* What to do *
Show every line that has the string "marker" in it.
☆ ☆ ☆ ☆ ☆ ☆ ☆
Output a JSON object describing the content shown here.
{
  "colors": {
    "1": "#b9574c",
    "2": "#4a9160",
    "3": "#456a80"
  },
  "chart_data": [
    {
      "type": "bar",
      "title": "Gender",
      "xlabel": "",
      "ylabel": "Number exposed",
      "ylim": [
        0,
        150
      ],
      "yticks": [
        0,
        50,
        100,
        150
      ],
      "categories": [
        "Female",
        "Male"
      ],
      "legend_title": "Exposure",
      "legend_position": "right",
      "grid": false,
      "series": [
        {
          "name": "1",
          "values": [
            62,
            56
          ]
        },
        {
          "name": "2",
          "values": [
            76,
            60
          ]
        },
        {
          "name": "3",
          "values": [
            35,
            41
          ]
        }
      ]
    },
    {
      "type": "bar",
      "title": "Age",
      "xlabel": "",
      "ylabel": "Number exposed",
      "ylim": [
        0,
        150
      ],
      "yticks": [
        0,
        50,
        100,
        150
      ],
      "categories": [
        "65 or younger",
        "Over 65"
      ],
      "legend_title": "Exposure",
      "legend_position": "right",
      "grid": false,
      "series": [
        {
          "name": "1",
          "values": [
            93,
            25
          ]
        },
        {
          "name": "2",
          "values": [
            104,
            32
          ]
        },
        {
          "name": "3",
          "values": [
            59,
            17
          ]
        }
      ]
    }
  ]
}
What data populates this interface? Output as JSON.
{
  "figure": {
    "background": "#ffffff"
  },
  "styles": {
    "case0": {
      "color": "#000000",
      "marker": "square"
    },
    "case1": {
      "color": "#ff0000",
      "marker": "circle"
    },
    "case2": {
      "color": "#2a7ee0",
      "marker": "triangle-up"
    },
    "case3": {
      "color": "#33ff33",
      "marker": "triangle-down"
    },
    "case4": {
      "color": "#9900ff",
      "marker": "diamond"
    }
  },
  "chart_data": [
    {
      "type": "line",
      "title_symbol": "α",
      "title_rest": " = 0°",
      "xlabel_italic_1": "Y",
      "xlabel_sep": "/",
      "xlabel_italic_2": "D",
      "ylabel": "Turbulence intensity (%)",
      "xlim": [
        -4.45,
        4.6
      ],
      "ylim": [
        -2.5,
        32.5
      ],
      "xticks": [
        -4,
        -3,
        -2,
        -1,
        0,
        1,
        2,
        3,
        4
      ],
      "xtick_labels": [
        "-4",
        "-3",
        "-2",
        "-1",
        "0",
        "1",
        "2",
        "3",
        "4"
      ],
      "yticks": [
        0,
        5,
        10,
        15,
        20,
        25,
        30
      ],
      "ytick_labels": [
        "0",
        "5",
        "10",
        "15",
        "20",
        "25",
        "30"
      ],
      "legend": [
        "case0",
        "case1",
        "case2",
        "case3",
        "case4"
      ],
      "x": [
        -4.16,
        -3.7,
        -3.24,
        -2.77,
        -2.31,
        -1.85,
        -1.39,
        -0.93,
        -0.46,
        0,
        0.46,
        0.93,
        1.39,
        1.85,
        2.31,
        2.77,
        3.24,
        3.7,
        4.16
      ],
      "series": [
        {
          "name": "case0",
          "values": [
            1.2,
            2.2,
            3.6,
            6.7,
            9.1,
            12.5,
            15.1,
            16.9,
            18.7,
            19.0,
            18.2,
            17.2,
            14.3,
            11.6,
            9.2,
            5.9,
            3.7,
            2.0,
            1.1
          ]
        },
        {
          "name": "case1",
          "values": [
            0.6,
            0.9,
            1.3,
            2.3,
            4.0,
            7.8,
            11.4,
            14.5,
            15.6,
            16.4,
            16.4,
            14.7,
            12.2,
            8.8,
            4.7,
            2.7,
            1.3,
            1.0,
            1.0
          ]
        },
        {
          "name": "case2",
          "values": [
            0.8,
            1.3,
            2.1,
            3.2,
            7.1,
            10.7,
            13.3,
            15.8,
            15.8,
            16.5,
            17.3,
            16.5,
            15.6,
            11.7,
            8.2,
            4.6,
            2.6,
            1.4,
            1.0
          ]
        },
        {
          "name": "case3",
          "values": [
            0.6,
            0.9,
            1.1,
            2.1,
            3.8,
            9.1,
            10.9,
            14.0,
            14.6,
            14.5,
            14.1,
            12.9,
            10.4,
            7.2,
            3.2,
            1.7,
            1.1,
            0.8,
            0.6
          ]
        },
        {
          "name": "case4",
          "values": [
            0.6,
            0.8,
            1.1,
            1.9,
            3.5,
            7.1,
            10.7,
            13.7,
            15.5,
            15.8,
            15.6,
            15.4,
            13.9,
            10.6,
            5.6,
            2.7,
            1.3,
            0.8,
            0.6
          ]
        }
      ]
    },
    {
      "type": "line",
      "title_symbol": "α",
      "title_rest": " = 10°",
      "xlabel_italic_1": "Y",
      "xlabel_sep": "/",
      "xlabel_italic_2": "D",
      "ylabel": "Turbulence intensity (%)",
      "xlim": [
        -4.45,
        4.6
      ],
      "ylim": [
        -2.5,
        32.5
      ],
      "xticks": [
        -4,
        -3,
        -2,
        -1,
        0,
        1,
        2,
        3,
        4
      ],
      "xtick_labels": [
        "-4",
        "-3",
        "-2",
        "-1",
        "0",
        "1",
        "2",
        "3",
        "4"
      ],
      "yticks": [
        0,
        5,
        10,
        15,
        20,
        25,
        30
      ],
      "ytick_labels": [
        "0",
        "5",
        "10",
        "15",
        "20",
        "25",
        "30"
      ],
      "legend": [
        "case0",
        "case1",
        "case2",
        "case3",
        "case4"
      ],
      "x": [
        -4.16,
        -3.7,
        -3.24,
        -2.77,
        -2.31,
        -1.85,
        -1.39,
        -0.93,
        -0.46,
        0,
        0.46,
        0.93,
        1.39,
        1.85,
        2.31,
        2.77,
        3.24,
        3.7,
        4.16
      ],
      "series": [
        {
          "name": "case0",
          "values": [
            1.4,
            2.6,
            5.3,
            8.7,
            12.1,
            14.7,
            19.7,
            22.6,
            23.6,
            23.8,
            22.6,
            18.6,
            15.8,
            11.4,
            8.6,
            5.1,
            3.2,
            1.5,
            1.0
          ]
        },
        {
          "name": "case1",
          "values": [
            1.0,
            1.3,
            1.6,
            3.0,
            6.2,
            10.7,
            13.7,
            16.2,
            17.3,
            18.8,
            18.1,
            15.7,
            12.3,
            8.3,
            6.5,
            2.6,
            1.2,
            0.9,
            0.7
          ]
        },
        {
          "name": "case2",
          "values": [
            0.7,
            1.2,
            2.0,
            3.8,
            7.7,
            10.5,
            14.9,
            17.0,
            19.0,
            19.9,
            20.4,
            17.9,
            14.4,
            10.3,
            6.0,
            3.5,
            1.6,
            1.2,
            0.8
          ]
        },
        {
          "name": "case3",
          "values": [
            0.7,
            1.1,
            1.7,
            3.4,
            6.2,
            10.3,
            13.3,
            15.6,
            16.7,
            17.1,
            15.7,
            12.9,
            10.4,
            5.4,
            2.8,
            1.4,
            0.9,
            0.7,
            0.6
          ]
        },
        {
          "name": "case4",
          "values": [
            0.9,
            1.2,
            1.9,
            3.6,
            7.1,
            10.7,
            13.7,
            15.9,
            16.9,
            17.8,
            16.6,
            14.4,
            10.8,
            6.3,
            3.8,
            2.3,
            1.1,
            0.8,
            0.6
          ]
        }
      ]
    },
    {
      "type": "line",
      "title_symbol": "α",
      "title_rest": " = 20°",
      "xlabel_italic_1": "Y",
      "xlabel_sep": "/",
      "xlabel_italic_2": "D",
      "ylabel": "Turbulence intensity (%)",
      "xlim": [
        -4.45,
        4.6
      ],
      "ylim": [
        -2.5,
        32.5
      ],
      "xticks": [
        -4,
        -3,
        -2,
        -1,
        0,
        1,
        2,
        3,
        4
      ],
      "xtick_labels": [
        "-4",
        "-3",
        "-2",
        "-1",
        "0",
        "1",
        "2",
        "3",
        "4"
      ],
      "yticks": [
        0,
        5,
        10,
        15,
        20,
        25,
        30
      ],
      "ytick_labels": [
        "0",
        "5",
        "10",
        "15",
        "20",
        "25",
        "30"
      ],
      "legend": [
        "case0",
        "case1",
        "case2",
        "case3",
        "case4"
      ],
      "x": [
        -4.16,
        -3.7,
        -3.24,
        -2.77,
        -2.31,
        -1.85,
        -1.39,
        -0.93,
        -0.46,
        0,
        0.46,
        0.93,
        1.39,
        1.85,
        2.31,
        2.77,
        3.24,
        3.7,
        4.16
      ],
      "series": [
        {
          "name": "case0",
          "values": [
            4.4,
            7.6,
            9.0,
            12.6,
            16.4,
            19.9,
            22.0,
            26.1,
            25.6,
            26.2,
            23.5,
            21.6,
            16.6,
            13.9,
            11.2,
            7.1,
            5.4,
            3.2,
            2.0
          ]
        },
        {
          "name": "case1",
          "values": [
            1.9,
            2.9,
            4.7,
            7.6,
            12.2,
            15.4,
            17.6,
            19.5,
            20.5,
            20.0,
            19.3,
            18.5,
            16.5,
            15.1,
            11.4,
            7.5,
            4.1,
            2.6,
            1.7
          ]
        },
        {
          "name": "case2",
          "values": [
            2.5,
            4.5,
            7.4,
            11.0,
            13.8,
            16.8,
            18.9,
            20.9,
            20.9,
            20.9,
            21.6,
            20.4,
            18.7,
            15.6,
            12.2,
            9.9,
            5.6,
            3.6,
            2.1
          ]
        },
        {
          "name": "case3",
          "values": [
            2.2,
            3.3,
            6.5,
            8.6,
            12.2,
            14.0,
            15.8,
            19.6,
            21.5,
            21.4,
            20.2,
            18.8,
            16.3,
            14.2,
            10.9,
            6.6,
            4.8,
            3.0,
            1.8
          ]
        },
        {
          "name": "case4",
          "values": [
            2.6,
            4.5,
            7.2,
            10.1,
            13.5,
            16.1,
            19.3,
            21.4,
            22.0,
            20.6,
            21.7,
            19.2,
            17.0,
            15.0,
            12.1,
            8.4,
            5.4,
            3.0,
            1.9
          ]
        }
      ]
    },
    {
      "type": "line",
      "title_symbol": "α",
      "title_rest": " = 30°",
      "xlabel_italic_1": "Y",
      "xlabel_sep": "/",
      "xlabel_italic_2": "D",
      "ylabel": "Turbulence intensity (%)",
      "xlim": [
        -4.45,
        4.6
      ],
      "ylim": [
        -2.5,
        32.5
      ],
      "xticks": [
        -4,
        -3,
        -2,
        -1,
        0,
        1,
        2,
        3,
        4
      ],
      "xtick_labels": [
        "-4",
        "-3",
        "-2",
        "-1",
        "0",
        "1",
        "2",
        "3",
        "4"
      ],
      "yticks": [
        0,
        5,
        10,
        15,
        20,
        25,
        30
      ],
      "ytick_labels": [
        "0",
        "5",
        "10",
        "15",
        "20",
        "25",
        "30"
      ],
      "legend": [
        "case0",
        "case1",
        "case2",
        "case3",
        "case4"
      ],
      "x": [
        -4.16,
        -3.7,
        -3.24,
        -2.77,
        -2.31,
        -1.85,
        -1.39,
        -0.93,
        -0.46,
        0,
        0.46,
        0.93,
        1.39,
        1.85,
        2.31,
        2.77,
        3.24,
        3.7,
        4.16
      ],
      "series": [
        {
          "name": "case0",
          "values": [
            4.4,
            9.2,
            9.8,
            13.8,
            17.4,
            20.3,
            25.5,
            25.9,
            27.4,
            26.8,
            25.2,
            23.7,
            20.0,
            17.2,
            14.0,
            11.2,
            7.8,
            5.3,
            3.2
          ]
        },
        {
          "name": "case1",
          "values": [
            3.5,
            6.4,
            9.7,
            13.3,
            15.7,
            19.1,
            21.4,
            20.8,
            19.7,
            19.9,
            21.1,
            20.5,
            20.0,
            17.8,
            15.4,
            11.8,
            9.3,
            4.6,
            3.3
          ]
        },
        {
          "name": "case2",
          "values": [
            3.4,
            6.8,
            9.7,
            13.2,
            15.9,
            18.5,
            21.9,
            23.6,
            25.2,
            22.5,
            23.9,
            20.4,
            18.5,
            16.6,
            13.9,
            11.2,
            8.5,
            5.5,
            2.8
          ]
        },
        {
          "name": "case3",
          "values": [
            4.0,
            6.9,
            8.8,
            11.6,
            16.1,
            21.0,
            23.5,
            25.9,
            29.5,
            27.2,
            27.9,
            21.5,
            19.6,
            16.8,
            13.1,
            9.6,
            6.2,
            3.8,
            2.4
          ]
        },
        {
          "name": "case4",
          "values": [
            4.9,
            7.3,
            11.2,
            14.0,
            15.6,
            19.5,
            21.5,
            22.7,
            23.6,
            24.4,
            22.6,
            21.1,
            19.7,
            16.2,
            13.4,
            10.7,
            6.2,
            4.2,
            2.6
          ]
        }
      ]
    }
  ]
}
☆ ☆ ☆ ☆ ☆ ☆ ☆
* Response *
      "marker": "square"
      "marker": "circle"
      "marker": "triangle-up"
      "marker": "triangle-down"
      "marker": "diamond"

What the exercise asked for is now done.